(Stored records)

--- --- ---

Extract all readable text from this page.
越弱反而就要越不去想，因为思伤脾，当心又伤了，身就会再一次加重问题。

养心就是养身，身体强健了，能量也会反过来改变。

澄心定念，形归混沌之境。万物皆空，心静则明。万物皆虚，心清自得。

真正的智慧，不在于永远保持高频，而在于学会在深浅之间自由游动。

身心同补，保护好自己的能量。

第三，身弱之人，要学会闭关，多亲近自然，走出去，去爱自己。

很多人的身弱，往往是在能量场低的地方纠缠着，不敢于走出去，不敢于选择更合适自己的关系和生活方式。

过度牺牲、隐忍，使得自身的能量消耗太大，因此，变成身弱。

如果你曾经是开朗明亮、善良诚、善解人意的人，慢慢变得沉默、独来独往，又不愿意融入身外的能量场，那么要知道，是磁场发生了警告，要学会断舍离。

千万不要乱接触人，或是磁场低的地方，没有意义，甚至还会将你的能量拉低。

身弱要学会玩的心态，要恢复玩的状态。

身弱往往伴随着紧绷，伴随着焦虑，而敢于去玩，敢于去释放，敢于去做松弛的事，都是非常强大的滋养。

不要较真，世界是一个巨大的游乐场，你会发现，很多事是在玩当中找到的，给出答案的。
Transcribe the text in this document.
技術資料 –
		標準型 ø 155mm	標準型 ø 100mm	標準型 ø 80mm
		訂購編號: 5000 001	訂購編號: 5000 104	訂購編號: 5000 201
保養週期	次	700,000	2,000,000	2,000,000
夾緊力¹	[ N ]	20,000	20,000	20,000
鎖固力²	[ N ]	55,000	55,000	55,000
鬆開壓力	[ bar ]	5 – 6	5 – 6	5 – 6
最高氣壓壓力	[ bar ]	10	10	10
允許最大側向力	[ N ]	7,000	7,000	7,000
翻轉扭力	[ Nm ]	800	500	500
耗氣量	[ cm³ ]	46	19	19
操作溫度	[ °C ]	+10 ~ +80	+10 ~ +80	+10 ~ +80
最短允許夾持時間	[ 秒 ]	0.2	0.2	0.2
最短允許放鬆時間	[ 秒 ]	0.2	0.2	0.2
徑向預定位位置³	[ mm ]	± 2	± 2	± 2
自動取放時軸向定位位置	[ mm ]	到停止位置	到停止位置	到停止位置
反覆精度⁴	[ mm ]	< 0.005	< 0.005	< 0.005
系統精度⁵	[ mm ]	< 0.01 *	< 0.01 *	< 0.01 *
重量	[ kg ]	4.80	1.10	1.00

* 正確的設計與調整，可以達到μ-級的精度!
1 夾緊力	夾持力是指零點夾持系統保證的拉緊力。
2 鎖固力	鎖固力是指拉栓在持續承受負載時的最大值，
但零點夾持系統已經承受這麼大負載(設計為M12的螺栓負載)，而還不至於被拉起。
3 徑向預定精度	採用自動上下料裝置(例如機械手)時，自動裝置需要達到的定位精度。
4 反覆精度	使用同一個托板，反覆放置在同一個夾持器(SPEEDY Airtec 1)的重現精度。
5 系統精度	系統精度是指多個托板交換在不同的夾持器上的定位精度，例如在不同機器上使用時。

--- --- ---

_The request_. Output every record above exactly as it appears.

_Result of this task_.
Extract all readable text from this page.
越弱反而就要越不去想，因为思伤脾，当心又伤了，身就会再一次加重问题。

养心就是养身，身体强健了，能量也会反过来改变。

澄心定念，形归混沌之境。万物皆空，心静则明。万物皆虚，心清自得。

真正的智慧，不在于永远保持高频，而在于学会在深浅之间自由游动。

身心同补，保护好自己的能量。

第三，身弱之人，要学会闭关，多亲近自然，走出去，去爱自己。

很多人的身弱，往往是在能量场低的地方纠缠着，不敢于走出去，不敢于选择更合适自己的关系和生活方式。

过度牺牲、隐忍，使得自身的能量消耗太大，因此，变成身弱。

如果你曾经是开朗明亮、善良诚、善解人意的人，慢慢变得沉默、独来独往，又不愿意融入身外的能量场，那么要知道，是磁场发生了警告，要学会断舍离。

千万不要乱接触人，或是磁场低的地方，没有意义，甚至还会将你的能量拉低。

身弱要学会玩的心态，要恢复玩的状态。

身弱往往伴随着紧绷，伴随着焦虑，而敢于去玩，敢于去释放，敢于去做松弛的事，都是非常强大的滋养。

不要较真，世界是一个巨大的游乐场，你会发现，很多事是在玩当中找到的，给出答案的。
Transcribe the text in this document.
技術資料 –
		標準型 ø 155mm	標準型 ø 100mm	標準型 ø 80mm
		訂購編號: 5000 001	訂購編號: 5000 104	訂購編號: 5000 201
保養週期	次	700,000	2,000,000	2,000,000
夾緊力¹	[ N ]	20,000	20,000	20,000
鎖固力²	[ N ]	55,000	55,000	55,000
鬆開壓力	[ bar ]	5 – 6	5 – 6	5 – 6
最高氣壓壓力	[ bar ]	10	10	10
允許最大側向力	[ N ]	7,000	7,000	7,000
翻轉扭力	[ Nm ]	800	500	500
耗氣量	[ cm³ ]	46	19	19
操作溫度	[ °C ]	+10 ~ +80	+10 ~ +80	+10 ~ +80
最短允許夾持時間	[ 秒 ]	0.2	0.2	0.2
最短允許放鬆時間	[ 秒 ]	0.2	0.2	0.2
徑向預定位位置³	[ mm ]	± 2	± 2	± 2
自動取放時軸向定位位置	[ mm ]	到停止位置	到停止位置	到停止位置
反覆精度⁴	[ mm ]	< 0.005	< 0.005	< 0.005
系統精度⁵	[ mm ]	< 0.01 *	< 0.01 *	< 0.01 *
重量	[ kg ]	4.80	1.10	1.00

* 正確的設計與調整，可以達到μ-級的精度!
1 夾緊力	夾持力是指零點夾持系統保證的拉緊力。
2 鎖固力	鎖固力是指拉栓在持續承受負載時的最大值，
但零點夾持系統已經承受這麼大負載(設計為M12的螺栓負載)，而還不至於被拉起。
3 徑向預定精度	採用自動上下料裝置(例如機械手)時，自動裝置需要達到的定位精度。
4 反覆精度	使用同一個托板，反覆放置在同一個夾持器(SPEEDY Airtec 1)的重現精度。
5 系統精度	系統精度是指多個托板交換在不同的夾持器上的定位精度，例如在不同機器上使用時。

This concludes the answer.